* _Fragmento proporcionado_:
┄┄┄┄┄┄┄┄┄┄

Decía que odio los uniformes cuyo fin es el de dar autoridad
a quien quizá la necesita de tela porque de la otra, la moral, la que dan la
prudencia y la sabiduría, de esa no tiene. Pero debo añadir que los que más
odio son los que visten a quienes los llevan con ropas talares, decimonónicas,
oscuras y solemnes. Y, entre ellos y en especial, claro, los curas y los
jueces, dueños de la norma y la moral que, demasiado a menudo, esconden bajo
sus faldas pecados inconfesables de cinismo y de soberbia.
Cinismo y soberbia. Estoy convencido de que eso esconden
quienes, como los curas, renuncian a ser plenamente hombres, con sentimientos y
pasiones, para situarse por encima de los hombres. También estoy convencido de
que quienes, sacrificando lo mejor de su juventud, preparan las durísimas
oposiciones para ganar una plaza de juez -la de dios hace tiempo que no sale-
llegan a su destino sin las vivencias y la experiencia necesarias para decidir
sobre vidas y haciendas y acaban escondiendo esas carencias bajo la solemnidad
de una toga que, también, les aleja del resto de los mortales.
Tanta autoridad y tanta liturgia acaban por disfrazarles la
realidad y haciéndoles creer que son distintos, que no se equivocan y, sobre
todo, que nadie tiene derecho a decírselo.

┄┄┄┄┄┄┄┄┄┄

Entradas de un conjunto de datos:
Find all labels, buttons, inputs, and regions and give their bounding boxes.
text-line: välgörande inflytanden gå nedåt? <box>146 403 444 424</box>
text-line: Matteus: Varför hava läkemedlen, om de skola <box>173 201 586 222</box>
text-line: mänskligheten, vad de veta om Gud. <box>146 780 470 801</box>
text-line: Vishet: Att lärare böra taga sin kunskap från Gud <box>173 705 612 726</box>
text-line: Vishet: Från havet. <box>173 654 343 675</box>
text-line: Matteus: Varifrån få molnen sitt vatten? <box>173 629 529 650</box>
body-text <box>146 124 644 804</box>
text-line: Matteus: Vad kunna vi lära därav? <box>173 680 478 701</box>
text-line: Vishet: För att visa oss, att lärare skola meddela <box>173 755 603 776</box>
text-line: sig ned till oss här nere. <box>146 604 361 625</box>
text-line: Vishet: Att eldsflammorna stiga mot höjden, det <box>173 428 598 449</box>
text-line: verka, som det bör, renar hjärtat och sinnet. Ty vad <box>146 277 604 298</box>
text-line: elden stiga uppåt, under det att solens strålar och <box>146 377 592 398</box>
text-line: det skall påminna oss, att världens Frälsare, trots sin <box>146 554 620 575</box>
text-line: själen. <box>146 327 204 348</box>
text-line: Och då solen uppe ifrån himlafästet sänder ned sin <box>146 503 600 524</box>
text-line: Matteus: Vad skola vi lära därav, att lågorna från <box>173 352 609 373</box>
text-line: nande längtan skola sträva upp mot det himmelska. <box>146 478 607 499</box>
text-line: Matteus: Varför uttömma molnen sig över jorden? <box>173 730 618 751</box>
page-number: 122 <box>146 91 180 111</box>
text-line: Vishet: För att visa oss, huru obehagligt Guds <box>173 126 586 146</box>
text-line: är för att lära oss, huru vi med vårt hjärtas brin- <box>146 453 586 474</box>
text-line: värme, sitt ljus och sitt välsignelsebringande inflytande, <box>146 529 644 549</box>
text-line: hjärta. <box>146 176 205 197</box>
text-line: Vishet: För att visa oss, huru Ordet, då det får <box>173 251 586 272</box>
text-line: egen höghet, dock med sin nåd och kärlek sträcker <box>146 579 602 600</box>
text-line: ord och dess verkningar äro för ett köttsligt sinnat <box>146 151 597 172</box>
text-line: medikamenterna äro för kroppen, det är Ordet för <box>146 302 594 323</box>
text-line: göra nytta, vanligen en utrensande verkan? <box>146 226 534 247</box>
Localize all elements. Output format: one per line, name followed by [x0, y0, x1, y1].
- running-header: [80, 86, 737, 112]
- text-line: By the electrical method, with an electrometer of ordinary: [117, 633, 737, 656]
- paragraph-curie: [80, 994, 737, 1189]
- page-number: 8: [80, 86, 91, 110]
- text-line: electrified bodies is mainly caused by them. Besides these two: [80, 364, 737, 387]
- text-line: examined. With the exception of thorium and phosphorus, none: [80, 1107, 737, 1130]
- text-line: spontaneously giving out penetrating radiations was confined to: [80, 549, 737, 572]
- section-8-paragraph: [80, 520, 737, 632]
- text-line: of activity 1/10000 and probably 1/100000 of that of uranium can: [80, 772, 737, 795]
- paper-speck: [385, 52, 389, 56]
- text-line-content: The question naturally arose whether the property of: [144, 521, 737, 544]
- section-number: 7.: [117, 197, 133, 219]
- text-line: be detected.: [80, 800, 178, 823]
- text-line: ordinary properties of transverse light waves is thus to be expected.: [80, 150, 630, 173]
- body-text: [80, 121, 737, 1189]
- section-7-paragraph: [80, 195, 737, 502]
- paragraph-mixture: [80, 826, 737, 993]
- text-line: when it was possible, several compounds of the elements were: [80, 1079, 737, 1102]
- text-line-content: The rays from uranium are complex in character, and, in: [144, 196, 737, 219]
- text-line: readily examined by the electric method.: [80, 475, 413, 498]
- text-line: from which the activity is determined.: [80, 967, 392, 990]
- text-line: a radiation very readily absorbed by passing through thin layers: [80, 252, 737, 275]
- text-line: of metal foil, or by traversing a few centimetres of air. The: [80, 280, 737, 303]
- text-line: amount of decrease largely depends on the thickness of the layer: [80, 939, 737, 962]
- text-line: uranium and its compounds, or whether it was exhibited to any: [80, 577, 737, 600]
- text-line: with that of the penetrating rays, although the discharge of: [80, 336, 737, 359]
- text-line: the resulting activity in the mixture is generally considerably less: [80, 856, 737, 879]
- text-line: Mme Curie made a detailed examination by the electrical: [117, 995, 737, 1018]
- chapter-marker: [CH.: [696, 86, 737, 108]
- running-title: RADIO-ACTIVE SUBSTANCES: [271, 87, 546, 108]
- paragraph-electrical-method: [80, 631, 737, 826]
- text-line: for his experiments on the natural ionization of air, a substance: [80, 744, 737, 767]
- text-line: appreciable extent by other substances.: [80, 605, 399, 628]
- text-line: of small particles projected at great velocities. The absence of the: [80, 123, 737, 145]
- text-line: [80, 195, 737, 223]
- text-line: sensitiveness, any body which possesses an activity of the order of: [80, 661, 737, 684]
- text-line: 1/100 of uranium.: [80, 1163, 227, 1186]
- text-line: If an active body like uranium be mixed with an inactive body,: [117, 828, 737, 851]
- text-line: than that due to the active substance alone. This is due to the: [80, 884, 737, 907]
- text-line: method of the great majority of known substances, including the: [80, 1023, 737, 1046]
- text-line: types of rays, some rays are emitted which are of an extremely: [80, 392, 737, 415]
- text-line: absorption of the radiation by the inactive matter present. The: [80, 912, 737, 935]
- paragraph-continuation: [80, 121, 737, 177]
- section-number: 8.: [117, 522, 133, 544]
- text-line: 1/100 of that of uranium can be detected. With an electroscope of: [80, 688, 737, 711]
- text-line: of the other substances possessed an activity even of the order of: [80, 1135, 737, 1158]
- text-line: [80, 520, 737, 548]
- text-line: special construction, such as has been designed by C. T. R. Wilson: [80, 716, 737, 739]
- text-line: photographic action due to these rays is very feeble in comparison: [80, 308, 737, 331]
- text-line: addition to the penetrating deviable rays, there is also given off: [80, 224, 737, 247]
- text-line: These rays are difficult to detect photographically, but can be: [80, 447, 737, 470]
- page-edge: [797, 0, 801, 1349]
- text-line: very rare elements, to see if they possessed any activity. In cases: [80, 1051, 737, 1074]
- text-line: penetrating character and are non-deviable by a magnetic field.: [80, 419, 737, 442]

┄┄┄┄┄┄┄┄┄┄

* _Retos_:
A) Transcribe, por favor, el pasaje del fragmento sobre los uniformes que va de "Cinismo y soberbia." a "de los mortales.".
B) Según el fragmento sobre los uniformes, ¿qué pecados esconden bajo sus faldas los curas y los jueces?
Apóyate únicamente en el fragmento sobre los uniformes.

* _Los resultados_:
A)
Cinismo y soberbia. Estoy convencido de que eso esconden
quienes, como los curas, renuncian a ser plenamente hombres, con sentimientos y
pasiones, para situarse por encima de los hombres. También estoy convencido de
que quienes, sacrificando lo mejor de su juventud, preparan las durísimas
oposiciones para ganar una plaza de juez -la de dios hace tiempo que no sale-
llegan a su destino sin las vivencias y la experiencia necesarias para decidir
sobre vidas y haciendas y acaban escondiendo esas carencias bajo la solemnidad
de una toga que, también, les aleja del resto de los mortales.

B) Pecados inconfesables de cinismo y de soberbia.